Each entry below must be repeated word for word.

Records that describe figures:

_ _ _ _ _ _ _

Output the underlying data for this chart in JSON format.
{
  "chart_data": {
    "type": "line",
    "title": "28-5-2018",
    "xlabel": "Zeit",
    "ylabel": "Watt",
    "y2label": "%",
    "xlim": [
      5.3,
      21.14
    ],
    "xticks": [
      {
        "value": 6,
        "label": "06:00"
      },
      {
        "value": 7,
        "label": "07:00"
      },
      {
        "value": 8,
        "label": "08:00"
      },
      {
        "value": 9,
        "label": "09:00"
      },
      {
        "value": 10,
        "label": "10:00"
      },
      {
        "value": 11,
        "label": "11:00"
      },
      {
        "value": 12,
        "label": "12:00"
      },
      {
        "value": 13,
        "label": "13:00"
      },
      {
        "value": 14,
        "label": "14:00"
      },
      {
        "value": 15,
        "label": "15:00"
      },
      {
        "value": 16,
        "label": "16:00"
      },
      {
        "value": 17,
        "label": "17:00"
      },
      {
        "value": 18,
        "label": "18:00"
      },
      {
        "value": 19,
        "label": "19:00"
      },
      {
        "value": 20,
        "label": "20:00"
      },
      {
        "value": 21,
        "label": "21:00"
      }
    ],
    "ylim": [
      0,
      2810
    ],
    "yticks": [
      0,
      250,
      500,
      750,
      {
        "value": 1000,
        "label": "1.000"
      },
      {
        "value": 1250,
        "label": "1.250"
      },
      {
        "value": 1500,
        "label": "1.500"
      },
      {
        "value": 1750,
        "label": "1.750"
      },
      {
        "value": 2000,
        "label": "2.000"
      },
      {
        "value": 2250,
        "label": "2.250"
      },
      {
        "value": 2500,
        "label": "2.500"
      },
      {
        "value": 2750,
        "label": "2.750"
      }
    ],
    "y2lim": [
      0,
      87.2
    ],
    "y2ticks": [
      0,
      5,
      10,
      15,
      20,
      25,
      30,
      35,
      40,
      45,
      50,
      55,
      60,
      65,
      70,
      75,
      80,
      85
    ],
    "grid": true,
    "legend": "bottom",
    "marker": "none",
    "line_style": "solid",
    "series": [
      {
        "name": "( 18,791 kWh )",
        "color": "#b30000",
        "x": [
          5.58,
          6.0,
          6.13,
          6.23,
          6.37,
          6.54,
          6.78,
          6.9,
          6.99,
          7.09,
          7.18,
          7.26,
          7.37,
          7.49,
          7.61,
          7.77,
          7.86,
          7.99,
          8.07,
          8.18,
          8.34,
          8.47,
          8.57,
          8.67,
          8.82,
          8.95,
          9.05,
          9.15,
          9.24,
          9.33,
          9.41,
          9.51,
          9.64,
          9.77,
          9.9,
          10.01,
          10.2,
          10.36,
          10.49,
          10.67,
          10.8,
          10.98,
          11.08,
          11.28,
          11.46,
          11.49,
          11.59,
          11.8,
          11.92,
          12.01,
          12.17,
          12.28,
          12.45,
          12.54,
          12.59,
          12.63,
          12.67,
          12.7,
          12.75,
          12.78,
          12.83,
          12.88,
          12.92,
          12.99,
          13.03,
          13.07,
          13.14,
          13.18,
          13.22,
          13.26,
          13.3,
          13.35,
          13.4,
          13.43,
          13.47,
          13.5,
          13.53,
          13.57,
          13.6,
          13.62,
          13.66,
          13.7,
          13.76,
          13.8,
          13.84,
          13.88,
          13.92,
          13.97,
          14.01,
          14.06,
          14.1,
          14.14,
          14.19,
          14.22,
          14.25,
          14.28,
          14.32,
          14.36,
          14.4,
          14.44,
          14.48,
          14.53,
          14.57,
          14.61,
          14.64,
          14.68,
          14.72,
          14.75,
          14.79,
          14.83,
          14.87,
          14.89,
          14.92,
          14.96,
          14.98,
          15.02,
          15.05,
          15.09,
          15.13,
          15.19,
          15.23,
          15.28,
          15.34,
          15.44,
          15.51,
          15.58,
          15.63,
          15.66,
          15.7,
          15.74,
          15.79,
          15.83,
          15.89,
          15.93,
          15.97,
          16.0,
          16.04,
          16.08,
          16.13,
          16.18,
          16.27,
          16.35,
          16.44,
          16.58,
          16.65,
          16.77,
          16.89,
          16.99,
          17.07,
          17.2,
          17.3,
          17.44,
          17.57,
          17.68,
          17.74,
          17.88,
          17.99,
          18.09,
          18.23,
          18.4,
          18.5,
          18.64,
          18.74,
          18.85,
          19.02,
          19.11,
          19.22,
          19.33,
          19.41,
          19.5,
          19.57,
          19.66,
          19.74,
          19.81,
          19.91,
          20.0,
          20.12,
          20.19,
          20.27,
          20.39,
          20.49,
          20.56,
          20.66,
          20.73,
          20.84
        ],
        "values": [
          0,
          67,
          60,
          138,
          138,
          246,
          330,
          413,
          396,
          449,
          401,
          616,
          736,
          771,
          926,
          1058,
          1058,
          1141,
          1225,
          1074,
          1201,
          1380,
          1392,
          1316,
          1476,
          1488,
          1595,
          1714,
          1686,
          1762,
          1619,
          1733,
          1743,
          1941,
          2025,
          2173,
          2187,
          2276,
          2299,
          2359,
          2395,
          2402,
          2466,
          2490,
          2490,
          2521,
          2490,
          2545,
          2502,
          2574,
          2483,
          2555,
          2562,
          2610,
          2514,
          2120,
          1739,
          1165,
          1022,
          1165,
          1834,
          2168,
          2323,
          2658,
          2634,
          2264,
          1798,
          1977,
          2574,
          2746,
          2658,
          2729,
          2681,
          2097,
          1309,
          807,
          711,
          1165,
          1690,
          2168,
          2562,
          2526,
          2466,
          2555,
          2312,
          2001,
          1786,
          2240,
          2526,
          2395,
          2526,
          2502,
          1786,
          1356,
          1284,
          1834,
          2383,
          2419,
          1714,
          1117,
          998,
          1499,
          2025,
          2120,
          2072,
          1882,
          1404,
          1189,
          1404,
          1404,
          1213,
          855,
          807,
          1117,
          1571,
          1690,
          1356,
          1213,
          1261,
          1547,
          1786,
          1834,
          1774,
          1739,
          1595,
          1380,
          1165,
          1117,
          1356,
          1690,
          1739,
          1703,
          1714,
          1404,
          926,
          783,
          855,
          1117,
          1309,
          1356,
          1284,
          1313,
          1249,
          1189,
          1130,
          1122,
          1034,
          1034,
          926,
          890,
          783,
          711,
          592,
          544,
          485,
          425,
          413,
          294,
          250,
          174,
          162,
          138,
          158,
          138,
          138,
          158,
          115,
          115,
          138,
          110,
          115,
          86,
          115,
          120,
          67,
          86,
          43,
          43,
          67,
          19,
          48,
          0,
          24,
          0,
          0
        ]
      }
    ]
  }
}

_ _ _ _ _ _ _

### Written reply:
Output the underlying data for this chart in JSON format.
{
  "chart_data": {
    "type": "line",
    "title": "28-5-2018",
    "xlabel": "Zeit",
    "ylabel": "Watt",
    "y2label": "%",
    "xlim": [
      5.3,
      21.14
    ],
    "xticks": [
      {
        "value": 6,
        "label": "06:00"
      },
      {
        "value": 7,
        "label": "07:00"
      },
      {
        "value": 8,
        "label": "08:00"
      },
      {
        "value": 9,
        "label": "09:00"
      },
      {
        "value": 10,
        "label": "10:00"
      },
      {
        "value": 11,
        "label": "11:00"
      },
      {
        "value": 12,
        "label": "12:00"
      },
      {
        "value": 13,
        "label": "13:00"
      },
      {
        "value": 14,
        "label": "14:00"
      },
      {
        "value": 15,
        "label": "15:00"
      },
      {
        "value": 16,
        "label": "16:00"
      },
      {
        "value": 17,
        "label": "17:00"
      },
      {
        "value": 18,
        "label": "18:00"
      },
      {
        "value": 19,
        "label": "19:00"
      },
      {
        "value": 20,
        "label": "20:00"
      },
      {
        "value": 21,
        "label": "21:00"
      }
    ],
    "ylim": [
      0,
      2810
    ],
    "yticks": [
      0,
      250,
      500,
      750,
      {
        "value": 1000,
        "label": "1.000"
      },
      {
        "value": 1250,
        "label": "1.250"
      },
      {
        "value": 1500,
        "label": "1.500"
      },
      {
        "value": 1750,
        "label": "1.750"
      },
      {
        "value": 2000,
        "label": "2.000"
      },
      {
        "value": 2250,
        "label": "2.250"
      },
      {
        "value": 2500,
        "label": "2.500"
      },
      {
        "value": 2750,
        "label": "2.750"
      }
    ],
    "y2lim": [
      0,
      87.2
    ],
    "y2ticks": [
      0,
      5,
      10,
      15,
      20,
      25,
      30,
      35,
      40,
      45,
      50,
      55,
      60,
      65,
      70,
      75,
      80,
      85
    ],
    "grid": true,
    "legend": "bottom",
    "marker": "none",
    "line_style": "solid",
    "series": [
      {
        "name": "( 18,791 kWh )",
        "color": "#b30000",
        "x": [
          5.58,
          6.0,
          6.13,
          6.23,
          6.37,
          6.54,
          6.78,
          6.9,
          6.99,
          7.09,
          7.18,
          7.26,
          7.37,
          7.49,
          7.61,
          7.77,
          7.86,
          7.99,
          8.07,
          8.18,
          8.34,
          8.47,
          8.57,
          8.67,
          8.82,
          8.95,
          9.05,
          9.15,
          9.24,
          9.33,
          9.41,
          9.51,
          9.64,
          9.77,
          9.9,
          10.01,
          10.2,
          10.36,
          10.49,
          10.67,
          10.8,
          10.98,
          11.08,
          11.28,
          11.46,
          11.49,
          11.59,
          11.8,
          11.92,
          12.01,
          12.17,
          12.28,
          12.45,
          12.54,
          12.59,
          12.63,
          12.67,
          12.7,
          12.75,
          12.78,
          12.83,
          12.88,
          12.92,
          12.99,
          13.03,
          13.07,
          13.14,
          13.18,
          13.22,
          13.26,
          13.3,
          13.35,
          13.4,
          13.43,
          13.47,
          13.5,
          13.53,
          13.57,
          13.6,
          13.62,
          13.66,
          13.7,
          13.76,
          13.8,
          13.84,
          13.88,
          13.92,
          13.97,
          14.01,
          14.06,
          14.1,
          14.14,
          14.19,
          14.22,
          14.25,
          14.28,
          14.32,
          14.36,
          14.4,
          14.44,
          14.48,
          14.53,
          14.57,
          14.61,
          14.64,
          14.68,
          14.72,
          14.75,
          14.79,
          14.83,
          14.87,
          14.89,
          14.92,
          14.96,
          14.98,
          15.02,
          15.05,
          15.09,
          15.13,
          15.19,
          15.23,
          15.28,
          15.34,
          15.44,
          15.51,
          15.58,
          15.63,
          15.66,
          15.7,
          15.74,
          15.79,
          15.83,
          15.89,
          15.93,
          15.97,
          16.0,
          16.04,
          16.08,
          16.13,
          16.18,
          16.27,
          16.35,
          16.44,
          16.58,
          16.65,
          16.77,
          16.89,
          16.99,
          17.07,
          17.2,
          17.3,
          17.44,
          17.57,
          17.68,
          17.74,
          17.88,
          17.99,
          18.09,
          18.23,
          18.4,
          18.5,
          18.64,
          18.74,
          18.85,
          19.02,
          19.11,
          19.22,
          19.33,
          19.41,
          19.5,
          19.57,
          19.66,
          19.74,
          19.81,
          19.91,
          20.0,
          20.12,
          20.19,
          20.27,
          20.39,
          20.49,
          20.56,
          20.66,
          20.73,
          20.84
        ],
        "values": [
          0,
          67,
          60,
          138,
          138,
          246,
          330,
          413,
          396,
          449,
          401,
          616,
          736,
          771,
          926,
          1058,
          1058,
          1141,
          1225,
          1074,
          1201,
          1380,
          1392,
          1316,
          1476,
          1488,
          1595,
          1714,
          1686,
          1762,
          1619,
          1733,
          1743,
          1941,
          2025,
          2173,
          2187,
          2276,
          2299,
          2359,
          2395,
          2402,
          2466,
          2490,
          2490,
          2521,
          2490,
          2545,
          2502,
          2574,
          2483,
          2555,
          2562,
          2610,
          2514,
          2120,
          1739,
          1165,
          1022,
          1165,
          1834,
          2168,
          2323,
          2658,
          2634,
          2264,
          1798,
          1977,
          2574,
          2746,
          2658,
          2729,
          2681,
          2097,
          1309,
          807,
          711,
          1165,
          1690,
          2168,
          2562,
          2526,
          2466,
          2555,
          2312,
          2001,
          1786,
          2240,
          2526,
          2395,
          2526,
          2502,
          1786,
          1356,
          1284,
          1834,
          2383,
          2419,
          1714,
          1117,
          998,
          1499,
          2025,
          2120,
          2072,
          1882,
          1404,
          1189,
          1404,
          1404,
          1213,
          855,
          807,
          1117,
          1571,
          1690,
          1356,
          1213,
          1261,
          1547,
          1786,
          1834,
          1774,
          1739,
          1595,
          1380,
          1165,
          1117,
          1356,
          1690,
          1739,
          1703,
          1714,
          1404,
          926,
          783,
          855,
          1117,
          1309,
          1356,
          1284,
          1313,
          1249,
          1189,
          1130,
          1122,
          1034,
          1034,
          926,
          890,
          783,
          711,
          592,
          544,
          485,
          425,
          413,
          294,
          250,
          174,
          162,
          138,
          158,
          138,
          138,
          158,
          115,
          115,
          138,
          110,
          115,
          86,
          115,
          120,
          67,
          86,
          43,
          43,
          67,
          19,
          48,
          0,
          24,
          0,
          0
        ]
      }
    ]
  }
}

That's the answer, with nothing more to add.